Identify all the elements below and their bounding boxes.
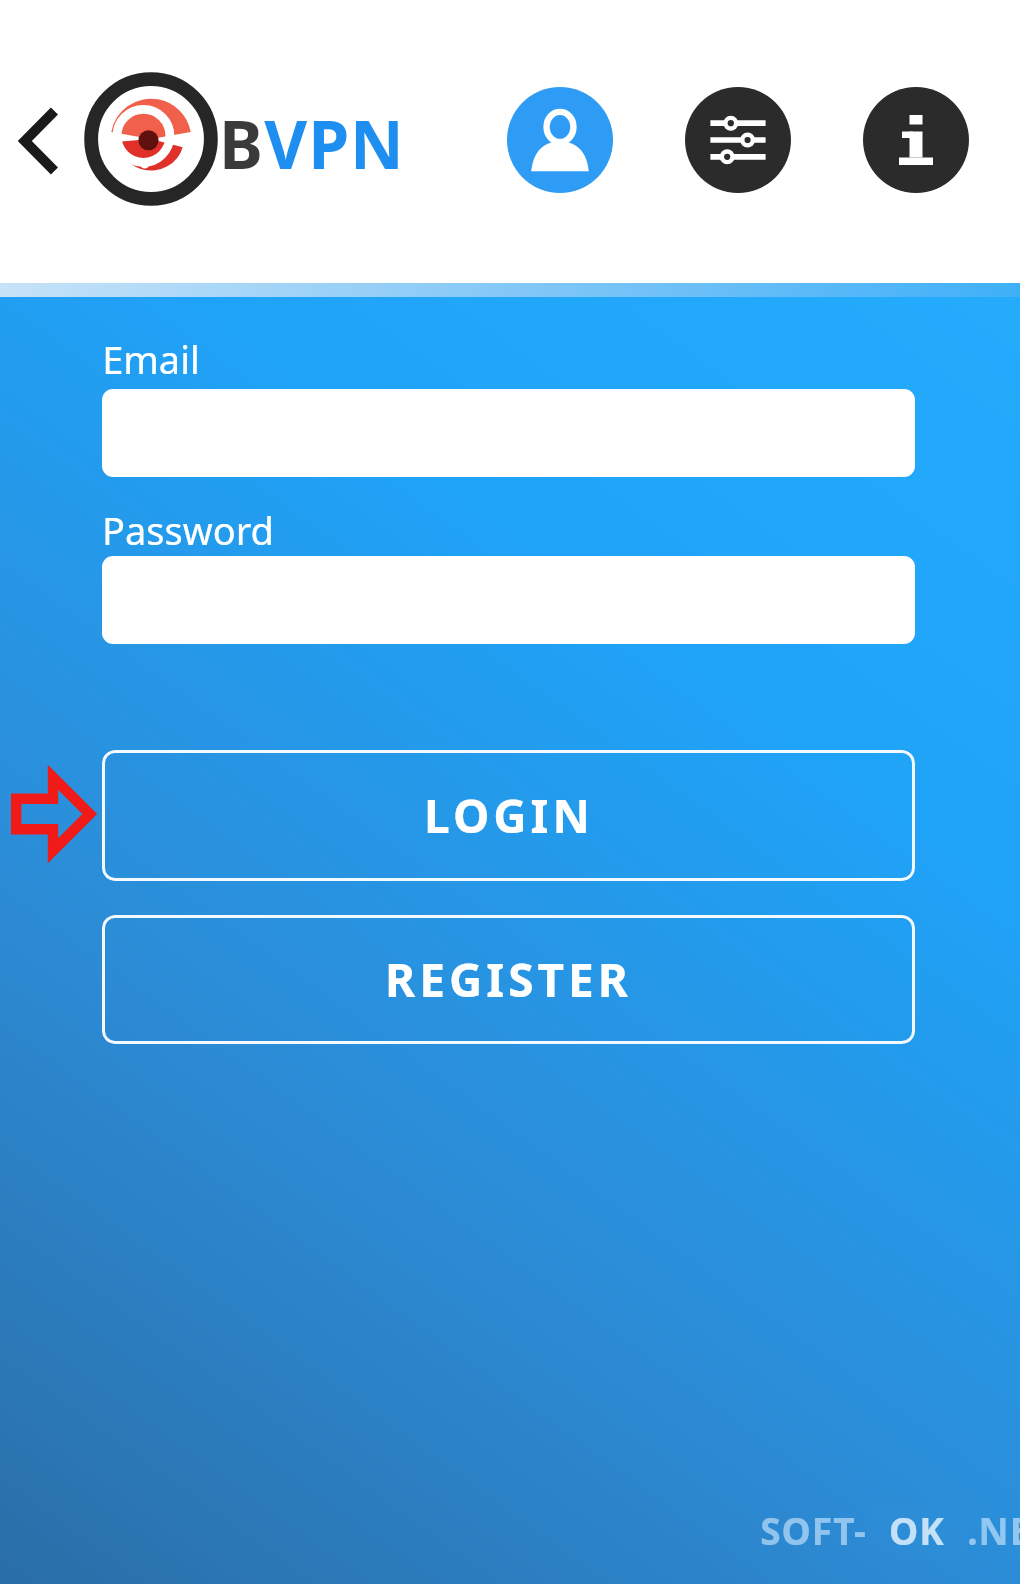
button[interactable]: REGISTER [102,915,915,1044]
button[interactable]: Information [863,87,969,193]
button[interactable]: Settings [685,87,791,193]
button[interactable]: Back [0,98,80,184]
button[interactable]: Account [507,87,613,193]
staticText: B [219,98,264,188]
staticText: VPN [264,98,405,188]
staticText: .NET [967,1505,1020,1555]
staticText: Password [102,504,274,556]
staticText: LOGIN [424,784,594,847]
staticText: REGISTER [385,948,632,1011]
staticText: OK [889,1505,945,1555]
staticText: Email [102,333,200,385]
button[interactable]: Password input [102,556,915,644]
button[interactable]: Email input [102,389,915,477]
button[interactable]: LOGIN [102,750,915,881]
staticText: SOFT- [760,1505,867,1555]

→ PROBLEM STATEMENT
Reproduce the listing with every occurrence of "LOGIN" changed to "SIGN IN", leaving everything else unchanged. Omit the pictures from the reproduction.

→ RESULT FOR THIS EXERCISE
Identify all the elements below and their bounding boxes.
button[interactable]: REGISTER [102,915,915,1044]
button[interactable]: Information [863,87,969,193]
button[interactable]: Settings [685,87,791,193]
button[interactable]: Back [0,98,80,184]
button[interactable]: Account [507,87,613,193]
staticText: B [219,98,264,188]
staticText: VPN [264,98,405,188]
staticText: .NET [967,1505,1020,1555]
staticText: Password [102,504,274,556]
staticText: SIGN IN [424,784,594,847]
staticText: REGISTER [385,948,632,1011]
staticText: OK [889,1505,945,1555]
staticText: Email [102,333,200,385]
button[interactable]: Password input [102,556,915,644]
button[interactable]: Email input [102,389,915,477]
button[interactable]: SIGN IN [102,750,915,881]
staticText: SOFT- [760,1505,867,1555]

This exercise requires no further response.